### Aim of the exercise:
Copy every line from the data below in which the string "präoperativ" can be found.

Data records:
--------------------------------
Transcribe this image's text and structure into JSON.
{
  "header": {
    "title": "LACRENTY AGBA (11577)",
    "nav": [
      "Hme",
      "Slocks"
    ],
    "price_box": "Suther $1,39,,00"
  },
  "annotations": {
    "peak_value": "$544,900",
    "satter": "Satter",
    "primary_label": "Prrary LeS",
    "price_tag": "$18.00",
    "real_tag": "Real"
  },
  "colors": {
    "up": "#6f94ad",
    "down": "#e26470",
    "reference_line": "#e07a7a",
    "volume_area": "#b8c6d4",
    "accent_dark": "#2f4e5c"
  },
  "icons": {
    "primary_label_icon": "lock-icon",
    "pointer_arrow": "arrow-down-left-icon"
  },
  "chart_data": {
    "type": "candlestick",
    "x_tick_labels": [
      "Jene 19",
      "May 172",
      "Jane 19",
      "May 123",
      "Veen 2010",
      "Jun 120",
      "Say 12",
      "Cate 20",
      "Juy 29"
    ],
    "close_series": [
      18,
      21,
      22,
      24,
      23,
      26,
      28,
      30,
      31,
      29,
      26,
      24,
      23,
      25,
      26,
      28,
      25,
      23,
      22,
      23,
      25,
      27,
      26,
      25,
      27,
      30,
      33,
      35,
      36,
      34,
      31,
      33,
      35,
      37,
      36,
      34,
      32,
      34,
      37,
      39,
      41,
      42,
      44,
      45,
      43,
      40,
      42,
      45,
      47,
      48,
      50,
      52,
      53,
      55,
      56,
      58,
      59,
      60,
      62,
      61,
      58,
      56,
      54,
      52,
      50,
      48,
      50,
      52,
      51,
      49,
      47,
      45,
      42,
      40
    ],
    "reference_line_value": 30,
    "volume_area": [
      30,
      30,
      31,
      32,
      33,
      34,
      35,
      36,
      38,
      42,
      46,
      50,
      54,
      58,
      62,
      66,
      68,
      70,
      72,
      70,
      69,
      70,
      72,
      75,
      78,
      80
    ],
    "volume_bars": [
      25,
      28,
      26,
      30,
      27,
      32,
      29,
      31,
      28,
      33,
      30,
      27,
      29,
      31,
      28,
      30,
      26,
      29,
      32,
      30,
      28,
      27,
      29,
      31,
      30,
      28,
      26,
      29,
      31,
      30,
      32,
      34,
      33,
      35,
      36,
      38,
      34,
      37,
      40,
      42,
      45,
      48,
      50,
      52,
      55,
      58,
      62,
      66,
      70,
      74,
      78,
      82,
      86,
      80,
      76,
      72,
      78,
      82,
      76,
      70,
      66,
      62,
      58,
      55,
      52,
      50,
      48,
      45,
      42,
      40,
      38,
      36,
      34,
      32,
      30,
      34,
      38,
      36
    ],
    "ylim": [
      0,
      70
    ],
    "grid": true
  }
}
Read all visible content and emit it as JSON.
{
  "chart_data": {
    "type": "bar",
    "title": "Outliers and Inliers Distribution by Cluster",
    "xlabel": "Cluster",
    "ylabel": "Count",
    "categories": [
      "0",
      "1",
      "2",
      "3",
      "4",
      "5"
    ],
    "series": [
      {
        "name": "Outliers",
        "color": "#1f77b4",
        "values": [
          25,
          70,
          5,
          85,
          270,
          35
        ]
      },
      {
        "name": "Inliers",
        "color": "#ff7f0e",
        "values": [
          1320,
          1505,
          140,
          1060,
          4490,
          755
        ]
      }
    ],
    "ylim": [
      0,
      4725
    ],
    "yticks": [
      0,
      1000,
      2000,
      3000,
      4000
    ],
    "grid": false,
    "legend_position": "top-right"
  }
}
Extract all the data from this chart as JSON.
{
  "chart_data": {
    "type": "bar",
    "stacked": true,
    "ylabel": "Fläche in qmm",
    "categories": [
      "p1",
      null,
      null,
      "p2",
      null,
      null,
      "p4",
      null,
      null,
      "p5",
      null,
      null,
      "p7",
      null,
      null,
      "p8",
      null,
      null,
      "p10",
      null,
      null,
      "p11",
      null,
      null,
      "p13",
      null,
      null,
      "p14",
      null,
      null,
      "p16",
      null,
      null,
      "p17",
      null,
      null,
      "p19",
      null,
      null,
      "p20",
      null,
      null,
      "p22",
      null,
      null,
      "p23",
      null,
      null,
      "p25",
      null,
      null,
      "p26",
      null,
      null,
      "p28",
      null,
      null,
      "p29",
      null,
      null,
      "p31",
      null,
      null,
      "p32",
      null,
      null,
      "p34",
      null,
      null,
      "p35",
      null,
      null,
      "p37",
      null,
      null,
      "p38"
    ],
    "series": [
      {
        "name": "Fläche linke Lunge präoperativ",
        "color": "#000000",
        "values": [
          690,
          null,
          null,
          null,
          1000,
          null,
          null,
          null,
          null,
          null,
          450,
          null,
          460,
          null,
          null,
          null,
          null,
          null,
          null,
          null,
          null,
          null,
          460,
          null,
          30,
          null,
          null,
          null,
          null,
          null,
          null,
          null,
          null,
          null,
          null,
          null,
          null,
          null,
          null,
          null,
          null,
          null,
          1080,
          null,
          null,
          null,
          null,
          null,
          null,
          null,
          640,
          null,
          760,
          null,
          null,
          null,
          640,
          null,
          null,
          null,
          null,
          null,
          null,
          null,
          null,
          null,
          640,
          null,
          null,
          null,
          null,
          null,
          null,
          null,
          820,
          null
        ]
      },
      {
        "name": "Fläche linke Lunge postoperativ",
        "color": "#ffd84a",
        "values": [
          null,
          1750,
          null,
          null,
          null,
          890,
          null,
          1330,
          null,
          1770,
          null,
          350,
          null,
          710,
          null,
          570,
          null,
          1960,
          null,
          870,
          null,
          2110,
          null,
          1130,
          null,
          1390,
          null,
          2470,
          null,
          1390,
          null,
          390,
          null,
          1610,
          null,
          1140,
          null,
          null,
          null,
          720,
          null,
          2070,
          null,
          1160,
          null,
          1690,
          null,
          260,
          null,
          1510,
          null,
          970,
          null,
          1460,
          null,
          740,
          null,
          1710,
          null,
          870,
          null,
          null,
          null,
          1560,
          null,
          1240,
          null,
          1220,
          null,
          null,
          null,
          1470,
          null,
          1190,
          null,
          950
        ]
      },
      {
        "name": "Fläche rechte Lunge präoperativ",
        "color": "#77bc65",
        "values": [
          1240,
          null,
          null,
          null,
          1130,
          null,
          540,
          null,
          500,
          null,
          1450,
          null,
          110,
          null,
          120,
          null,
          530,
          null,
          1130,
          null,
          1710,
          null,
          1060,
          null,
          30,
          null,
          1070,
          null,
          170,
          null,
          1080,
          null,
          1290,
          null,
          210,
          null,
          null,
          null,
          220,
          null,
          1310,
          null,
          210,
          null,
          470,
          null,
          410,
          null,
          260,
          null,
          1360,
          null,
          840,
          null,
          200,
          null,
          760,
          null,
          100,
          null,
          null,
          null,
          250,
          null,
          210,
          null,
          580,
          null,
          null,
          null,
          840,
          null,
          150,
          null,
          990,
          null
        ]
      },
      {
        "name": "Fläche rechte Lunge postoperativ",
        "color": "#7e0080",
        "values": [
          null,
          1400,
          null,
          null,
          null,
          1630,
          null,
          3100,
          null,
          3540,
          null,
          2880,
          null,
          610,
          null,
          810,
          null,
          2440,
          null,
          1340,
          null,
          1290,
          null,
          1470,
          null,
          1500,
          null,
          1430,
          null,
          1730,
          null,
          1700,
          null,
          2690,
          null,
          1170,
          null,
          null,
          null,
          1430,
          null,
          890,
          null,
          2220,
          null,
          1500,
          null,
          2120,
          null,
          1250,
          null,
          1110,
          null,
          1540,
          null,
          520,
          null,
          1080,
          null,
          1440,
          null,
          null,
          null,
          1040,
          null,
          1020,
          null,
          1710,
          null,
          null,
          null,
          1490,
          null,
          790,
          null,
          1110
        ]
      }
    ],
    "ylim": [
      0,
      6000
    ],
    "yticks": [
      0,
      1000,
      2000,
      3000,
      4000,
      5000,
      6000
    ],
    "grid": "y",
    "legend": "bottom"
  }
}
--------------------------------
### Response to this task:
        "name": "Fläche linke Lunge präoperativ",
        "name": "Fläche rechte Lunge präoperativ",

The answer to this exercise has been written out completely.